OBJECTIVE
Edit the Chelsea-QPR match preview by copying it out starting with "When you're much" and going on through "preview for you.", changing "Juan Mata" to "Frank Lampard".

QPR have obvious strengths - they're very good in the middle and quick down the wings, which will probably frustrate Chelsea because diagonal long passes are the best way to unsettle the Blues' defence. They have obvious weaknesses, too, the most obvious being that they are in no way shape or form as good at us, which makes for a far less interesting tactical battle.

When you're much better than your opposition and have obvious weaknesses that they're going to try to exploit, mitigating those weaknesses and playing normally means you're probably going to win, so tactically the onus is on QPR to come up with a way to neutralise the Chelsea threat. That probably means trying to track Juan Mata, which has proved pretty difficult for all concerned so far. If you want a more in-depth tactical report, someone already wrote that preview for you.

Chelsea have some interesting selection dilemmas. With Ramires out with a knee injury, their midfield looks a little bit odd, and it's not entirely clear who'll be starting at centre forward with Didier Drogba, Nicolas Anelka and perhaps even Daniel Sturridge all in contention for a spot. My solution to the midfield would be to use the relatively rested Raul Meireles and Frank Lampard, who've both had a little more than a game over the past week. Realistically, rest shouldn't be much of a worry - the Blues have had three days off after a very easy match against Genk, and if they can't play after that then they're embarrassingly unfit. Or they're old.

INFORMATION SUPPLIED
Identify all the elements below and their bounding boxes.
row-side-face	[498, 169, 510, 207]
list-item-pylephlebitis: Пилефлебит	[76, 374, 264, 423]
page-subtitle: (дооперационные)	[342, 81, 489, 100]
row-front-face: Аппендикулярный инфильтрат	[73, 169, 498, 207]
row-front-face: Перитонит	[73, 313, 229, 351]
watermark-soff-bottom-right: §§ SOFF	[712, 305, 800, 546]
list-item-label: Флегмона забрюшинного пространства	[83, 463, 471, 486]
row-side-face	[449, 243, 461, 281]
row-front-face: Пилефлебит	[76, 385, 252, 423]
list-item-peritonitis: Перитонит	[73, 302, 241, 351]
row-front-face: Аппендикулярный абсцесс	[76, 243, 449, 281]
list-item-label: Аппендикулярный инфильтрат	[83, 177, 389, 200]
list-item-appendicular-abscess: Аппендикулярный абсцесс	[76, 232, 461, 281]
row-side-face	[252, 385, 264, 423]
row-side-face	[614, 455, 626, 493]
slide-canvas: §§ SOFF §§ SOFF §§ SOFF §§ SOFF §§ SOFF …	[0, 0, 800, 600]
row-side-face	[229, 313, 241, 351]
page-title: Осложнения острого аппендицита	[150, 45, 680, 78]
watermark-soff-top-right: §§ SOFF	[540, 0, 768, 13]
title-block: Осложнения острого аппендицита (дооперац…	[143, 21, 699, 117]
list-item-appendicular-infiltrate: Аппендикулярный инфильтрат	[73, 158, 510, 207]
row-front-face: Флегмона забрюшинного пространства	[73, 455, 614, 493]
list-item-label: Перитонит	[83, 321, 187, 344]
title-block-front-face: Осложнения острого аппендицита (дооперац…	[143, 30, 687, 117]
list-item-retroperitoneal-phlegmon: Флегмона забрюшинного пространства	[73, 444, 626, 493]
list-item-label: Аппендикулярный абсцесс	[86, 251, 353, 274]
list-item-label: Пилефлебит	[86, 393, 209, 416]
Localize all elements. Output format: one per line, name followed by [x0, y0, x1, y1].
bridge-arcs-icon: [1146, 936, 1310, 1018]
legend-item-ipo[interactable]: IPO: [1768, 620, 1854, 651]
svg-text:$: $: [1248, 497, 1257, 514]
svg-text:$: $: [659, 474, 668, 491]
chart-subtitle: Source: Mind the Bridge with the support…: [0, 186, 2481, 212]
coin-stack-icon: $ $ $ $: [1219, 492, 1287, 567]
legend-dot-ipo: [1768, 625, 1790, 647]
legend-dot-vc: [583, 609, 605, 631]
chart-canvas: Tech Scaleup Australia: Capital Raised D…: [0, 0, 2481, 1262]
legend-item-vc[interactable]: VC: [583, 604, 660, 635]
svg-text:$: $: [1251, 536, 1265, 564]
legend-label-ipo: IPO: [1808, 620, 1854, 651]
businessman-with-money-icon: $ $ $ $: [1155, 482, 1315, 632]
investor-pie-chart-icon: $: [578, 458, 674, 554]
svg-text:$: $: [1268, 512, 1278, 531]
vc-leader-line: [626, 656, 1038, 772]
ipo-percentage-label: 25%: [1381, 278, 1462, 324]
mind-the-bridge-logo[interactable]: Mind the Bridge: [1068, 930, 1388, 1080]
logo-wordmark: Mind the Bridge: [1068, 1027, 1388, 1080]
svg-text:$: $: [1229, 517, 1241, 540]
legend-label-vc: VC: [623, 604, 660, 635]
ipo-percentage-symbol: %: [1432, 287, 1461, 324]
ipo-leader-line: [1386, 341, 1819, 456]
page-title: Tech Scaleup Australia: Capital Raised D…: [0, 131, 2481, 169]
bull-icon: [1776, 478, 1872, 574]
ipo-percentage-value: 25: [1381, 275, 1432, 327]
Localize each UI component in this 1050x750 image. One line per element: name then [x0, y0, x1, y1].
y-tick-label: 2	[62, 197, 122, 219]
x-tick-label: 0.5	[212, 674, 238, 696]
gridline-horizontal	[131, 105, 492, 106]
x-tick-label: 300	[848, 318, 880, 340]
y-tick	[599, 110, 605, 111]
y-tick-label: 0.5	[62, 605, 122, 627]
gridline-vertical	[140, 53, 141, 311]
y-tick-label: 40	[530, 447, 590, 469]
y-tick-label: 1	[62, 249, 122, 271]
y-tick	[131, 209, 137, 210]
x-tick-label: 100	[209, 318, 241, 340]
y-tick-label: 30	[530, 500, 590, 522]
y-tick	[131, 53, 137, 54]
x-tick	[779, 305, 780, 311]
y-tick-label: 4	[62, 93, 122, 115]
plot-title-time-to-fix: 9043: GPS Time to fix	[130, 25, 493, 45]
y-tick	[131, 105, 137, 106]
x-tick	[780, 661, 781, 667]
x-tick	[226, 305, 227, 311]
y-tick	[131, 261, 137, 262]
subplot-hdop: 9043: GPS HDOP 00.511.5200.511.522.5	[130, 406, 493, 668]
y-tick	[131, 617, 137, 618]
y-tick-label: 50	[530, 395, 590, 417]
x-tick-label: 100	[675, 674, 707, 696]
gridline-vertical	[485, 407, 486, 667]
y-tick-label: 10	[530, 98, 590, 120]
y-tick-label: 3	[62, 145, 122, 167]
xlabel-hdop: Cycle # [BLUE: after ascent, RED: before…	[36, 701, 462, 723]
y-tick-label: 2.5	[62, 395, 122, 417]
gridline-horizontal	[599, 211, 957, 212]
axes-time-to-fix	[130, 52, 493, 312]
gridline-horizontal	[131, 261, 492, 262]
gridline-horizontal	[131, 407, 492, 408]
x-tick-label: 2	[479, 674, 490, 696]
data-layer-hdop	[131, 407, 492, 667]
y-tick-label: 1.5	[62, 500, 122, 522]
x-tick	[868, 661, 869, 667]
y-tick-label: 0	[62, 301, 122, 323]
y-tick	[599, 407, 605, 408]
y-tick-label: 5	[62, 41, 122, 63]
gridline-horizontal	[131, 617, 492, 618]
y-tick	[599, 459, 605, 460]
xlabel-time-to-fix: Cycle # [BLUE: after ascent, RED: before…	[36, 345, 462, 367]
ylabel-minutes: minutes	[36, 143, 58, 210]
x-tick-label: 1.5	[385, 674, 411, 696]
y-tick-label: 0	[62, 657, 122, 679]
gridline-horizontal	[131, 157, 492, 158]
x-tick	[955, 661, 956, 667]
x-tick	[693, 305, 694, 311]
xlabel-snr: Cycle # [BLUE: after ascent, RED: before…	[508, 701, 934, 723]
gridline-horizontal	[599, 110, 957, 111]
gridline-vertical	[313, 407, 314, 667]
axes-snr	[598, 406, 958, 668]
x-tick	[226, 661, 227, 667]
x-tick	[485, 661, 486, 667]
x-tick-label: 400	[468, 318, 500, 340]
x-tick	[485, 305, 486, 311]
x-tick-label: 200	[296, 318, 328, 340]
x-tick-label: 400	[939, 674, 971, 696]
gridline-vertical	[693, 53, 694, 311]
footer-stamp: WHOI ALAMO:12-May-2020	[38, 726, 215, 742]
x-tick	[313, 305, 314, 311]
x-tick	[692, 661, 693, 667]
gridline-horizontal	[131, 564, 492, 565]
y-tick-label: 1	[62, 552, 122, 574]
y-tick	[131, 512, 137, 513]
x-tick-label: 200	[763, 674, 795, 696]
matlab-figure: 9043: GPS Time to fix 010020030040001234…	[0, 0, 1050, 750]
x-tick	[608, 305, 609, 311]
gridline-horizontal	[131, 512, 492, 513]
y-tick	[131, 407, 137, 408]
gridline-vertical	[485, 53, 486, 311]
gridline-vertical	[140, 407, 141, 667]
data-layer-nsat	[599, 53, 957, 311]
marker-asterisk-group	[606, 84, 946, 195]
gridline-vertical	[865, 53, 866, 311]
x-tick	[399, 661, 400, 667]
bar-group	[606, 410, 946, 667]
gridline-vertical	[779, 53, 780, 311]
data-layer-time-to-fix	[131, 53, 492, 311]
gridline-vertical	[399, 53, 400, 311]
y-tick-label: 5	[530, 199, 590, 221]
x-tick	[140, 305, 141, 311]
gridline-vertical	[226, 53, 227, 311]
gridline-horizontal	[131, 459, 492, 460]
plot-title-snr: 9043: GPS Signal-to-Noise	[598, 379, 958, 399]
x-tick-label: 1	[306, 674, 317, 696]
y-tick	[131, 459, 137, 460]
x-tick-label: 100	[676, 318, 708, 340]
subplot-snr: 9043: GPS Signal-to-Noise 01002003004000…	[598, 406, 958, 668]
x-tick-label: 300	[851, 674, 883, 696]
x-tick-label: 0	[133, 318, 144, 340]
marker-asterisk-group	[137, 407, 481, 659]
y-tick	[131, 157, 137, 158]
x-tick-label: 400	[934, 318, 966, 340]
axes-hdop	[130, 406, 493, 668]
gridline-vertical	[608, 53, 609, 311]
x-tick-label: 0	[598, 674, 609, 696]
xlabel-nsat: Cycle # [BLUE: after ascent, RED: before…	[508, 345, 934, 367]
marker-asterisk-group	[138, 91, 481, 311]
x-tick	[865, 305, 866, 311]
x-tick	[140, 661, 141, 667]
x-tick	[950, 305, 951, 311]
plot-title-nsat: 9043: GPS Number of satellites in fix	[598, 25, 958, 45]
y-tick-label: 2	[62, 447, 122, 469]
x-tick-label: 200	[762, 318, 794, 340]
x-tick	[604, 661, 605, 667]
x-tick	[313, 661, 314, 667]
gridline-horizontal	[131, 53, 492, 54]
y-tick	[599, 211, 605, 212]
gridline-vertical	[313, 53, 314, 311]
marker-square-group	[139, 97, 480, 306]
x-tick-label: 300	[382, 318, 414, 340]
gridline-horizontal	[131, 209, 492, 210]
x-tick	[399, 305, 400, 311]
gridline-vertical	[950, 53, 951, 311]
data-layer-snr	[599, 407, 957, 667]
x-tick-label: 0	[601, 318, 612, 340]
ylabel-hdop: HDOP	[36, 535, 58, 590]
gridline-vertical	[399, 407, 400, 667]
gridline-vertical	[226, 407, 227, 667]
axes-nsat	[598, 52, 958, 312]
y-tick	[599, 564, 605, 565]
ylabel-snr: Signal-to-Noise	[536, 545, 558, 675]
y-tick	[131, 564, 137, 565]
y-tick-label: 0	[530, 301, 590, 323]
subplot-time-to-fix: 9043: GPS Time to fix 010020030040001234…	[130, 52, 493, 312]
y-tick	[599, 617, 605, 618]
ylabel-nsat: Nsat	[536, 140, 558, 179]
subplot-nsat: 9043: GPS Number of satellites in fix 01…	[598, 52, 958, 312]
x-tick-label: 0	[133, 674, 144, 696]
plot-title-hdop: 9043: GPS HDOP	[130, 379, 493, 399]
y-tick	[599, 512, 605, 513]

OUTPUT BELOW
When you're much better than your opposition and have obvious weaknesses that they're going to try to exploit, mitigating those weaknesses and playing normally means you're probably going to win, so tactically the onus is on QPR to come up with a way to neutralise the Chelsea threat. That probably means trying to track Frank Lampard, which has proved pretty difficult for all concerned so far. If you want a more in-depth tactical report, someone already wrote that preview for you.